## Exercise aim
Without the images, output each record below as it stands.

=== Data provided ===

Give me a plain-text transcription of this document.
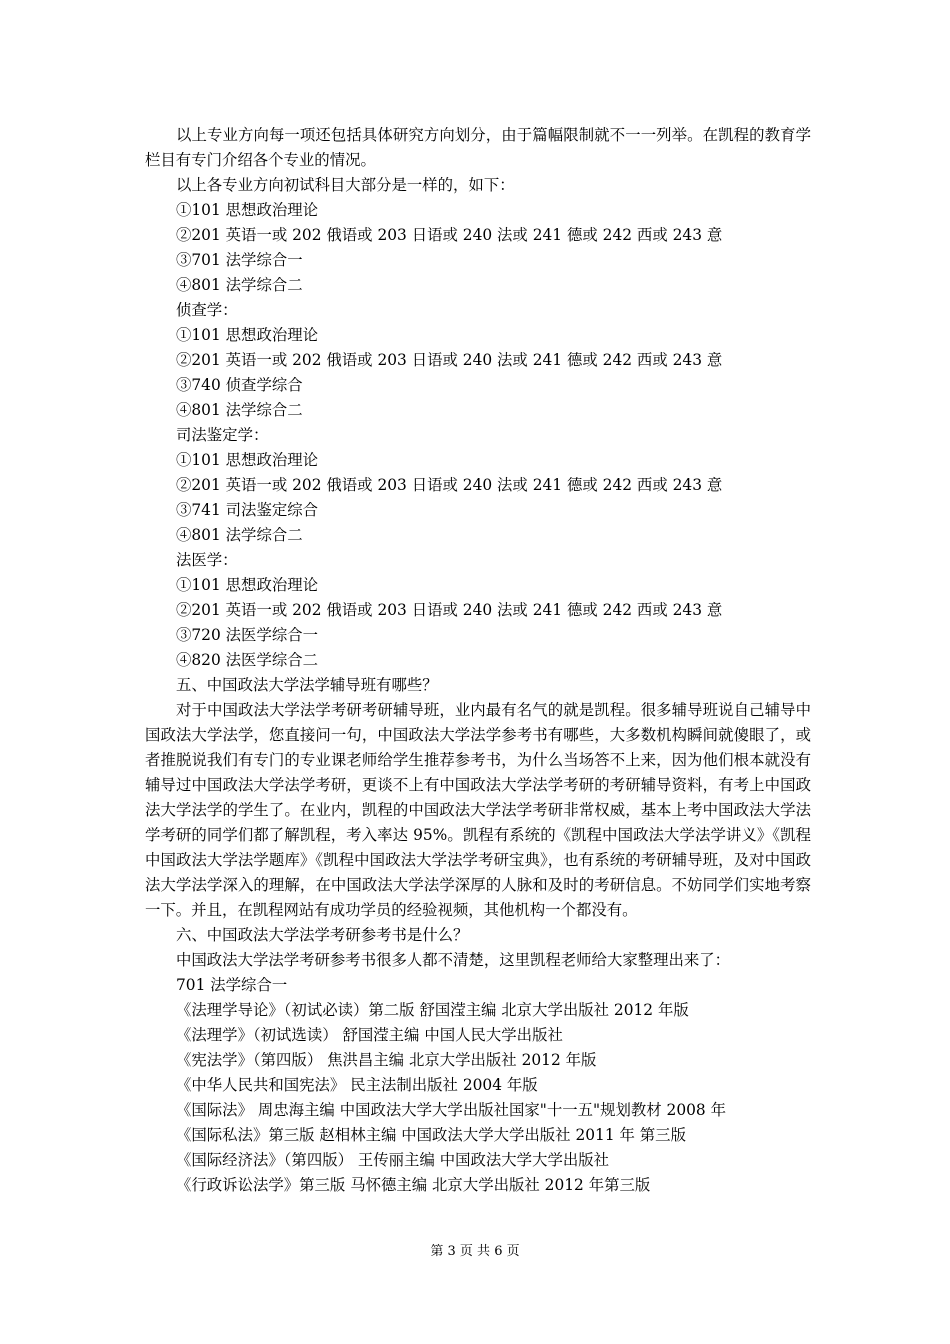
以上专业方向每一项还包括具体研究方向划分，由于篇幅限制就不一一列举。在凯程的教育学栏目有专门介绍各个专业的情况。

以上各专业方向初试科目大部分是一样的，如下：

①101 思想政治理论

②201 英语一或 202 俄语或 203 日语或 240 法或 241 德或 242 西或 243 意

③701 法学综合一

④801 法学综合二

侦查学：

①101 思想政治理论

②201 英语一或 202 俄语或 203 日语或 240 法或 241 德或 242 西或 243 意

③740 侦查学综合

④801 法学综合二

司法鉴定学：

①101 思想政治理论

②201 英语一或 202 俄语或 203 日语或 240 法或 241 德或 242 西或 243 意

③741 司法鉴定综合

④801 法学综合二

法医学：

①101 思想政治理论

②201 英语一或 202 俄语或 203 日语或 240 法或 241 德或 242 西或 243 意

③720 法医学综合一

④820 法医学综合二

五、中国政法大学法学辅导班有哪些？

对于中国政法大学法学考研考研辅导班，业内最有名气的就是凯程。很多辅导班说自己辅导中国政法大学法学，您直接问一句，中国政法大学法学参考书有哪些，大多数机构瞬间就傻眼了，或者推脱说我们有专门的专业课老师给学生推荐参考书，为什么当场答不上来，因为他们根本就没有辅导过中国政法大学法学考研，更谈不上有中国政法大学法学考研的考研辅导资料，有考上中国政法大学法学的学生了。在业内，凯程的中国政法大学法学考研非常权威，基本上考中国政法大学法学考研的同学们都了解凯程，考入率达 95%。凯程有系统的《凯程中国政法大学法学讲义》《凯程中国政法大学法学题库》《凯程中国政法大学法学考研宝典》，也有系统的考研辅导班，及对中国政法大学法学深入的理解，在中国政法大学法学深厚的人脉和及时的考研信息。不妨同学们实地考察一下。并且，在凯程网站有成功学员的经验视频，其他机构一个都没有。

六、中国政法大学法学考研参考书是什么？

中国政法大学法学考研参考书很多人都不清楚，这里凯程老师给大家整理出来了：

701 法学综合一

《法理学导论》（初试必读）第二版 舒国滢主编 北京大学出版社 2012 年版

《法理学》（初试选读） 舒国滢主编 中国人民大学出版社

《宪法学》（第四版） 焦洪昌主编 北京大学出版社 2012 年版

《中华人民共和国宪法》 民主法制出版社 2004 年版

《国际法》 周忠海主编 中国政法大学大学出版社国家"十一五"规划教材 2008 年

《国际私法》第三版 赵相林主编 中国政法大学大学出版社 2011 年 第三版

《国际经济法》（第四版） 王传丽主编 中国政法大学大学出版社

《行政诉讼法学》第三版 马怀德主编 北京大学出版社 2012 年第三版

第 3 页 共 6 页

===

## Response
Give me a plain-text transcription of this document.
以上专业方向每一项还包括具体研究方向划分，由于篇幅限制就不一一列举。在凯程的教育学栏目有专门介绍各个专业的情况。

以上各专业方向初试科目大部分是一样的，如下：

①101 思想政治理论

②201 英语一或 202 俄语或 203 日语或 240 法或 241 德或 242 西或 243 意

③701 法学综合一

④801 法学综合二

侦查学：

①101 思想政治理论

②201 英语一或 202 俄语或 203 日语或 240 法或 241 德或 242 西或 243 意

③740 侦查学综合

④801 法学综合二

司法鉴定学：

①101 思想政治理论

②201 英语一或 202 俄语或 203 日语或 240 法或 241 德或 242 西或 243 意

③741 司法鉴定综合

④801 法学综合二

法医学：

①101 思想政治理论

②201 英语一或 202 俄语或 203 日语或 240 法或 241 德或 242 西或 243 意

③720 法医学综合一

④820 法医学综合二

五、中国政法大学法学辅导班有哪些？

对于中国政法大学法学考研考研辅导班，业内最有名气的就是凯程。很多辅导班说自己辅导中国政法大学法学，您直接问一句，中国政法大学法学参考书有哪些，大多数机构瞬间就傻眼了，或者推脱说我们有专门的专业课老师给学生推荐参考书，为什么当场答不上来，因为他们根本就没有辅导过中国政法大学法学考研，更谈不上有中国政法大学法学考研的考研辅导资料，有考上中国政法大学法学的学生了。在业内，凯程的中国政法大学法学考研非常权威，基本上考中国政法大学法学考研的同学们都了解凯程，考入率达 95%。凯程有系统的《凯程中国政法大学法学讲义》《凯程中国政法大学法学题库》《凯程中国政法大学法学考研宝典》，也有系统的考研辅导班，及对中国政法大学法学深入的理解，在中国政法大学法学深厚的人脉和及时的考研信息。不妨同学们实地考察一下。并且，在凯程网站有成功学员的经验视频，其他机构一个都没有。

六、中国政法大学法学考研参考书是什么？

中国政法大学法学考研参考书很多人都不清楚，这里凯程老师给大家整理出来了：

701 法学综合一

《法理学导论》（初试必读）第二版 舒国滢主编 北京大学出版社 2012 年版

《法理学》（初试选读） 舒国滢主编 中国人民大学出版社

《宪法学》（第四版） 焦洪昌主编 北京大学出版社 2012 年版

《中华人民共和国宪法》 民主法制出版社 2004 年版

《国际法》 周忠海主编 中国政法大学大学出版社国家"十一五"规划教材 2008 年

《国际私法》第三版 赵相林主编 中国政法大学大学出版社 2011 年 第三版

《国际经济法》（第四版） 王传丽主编 中国政法大学大学出版社

《行政诉讼法学》第三版 马怀德主编 北京大学出版社 2012 年第三版

第 3 页 共 6 页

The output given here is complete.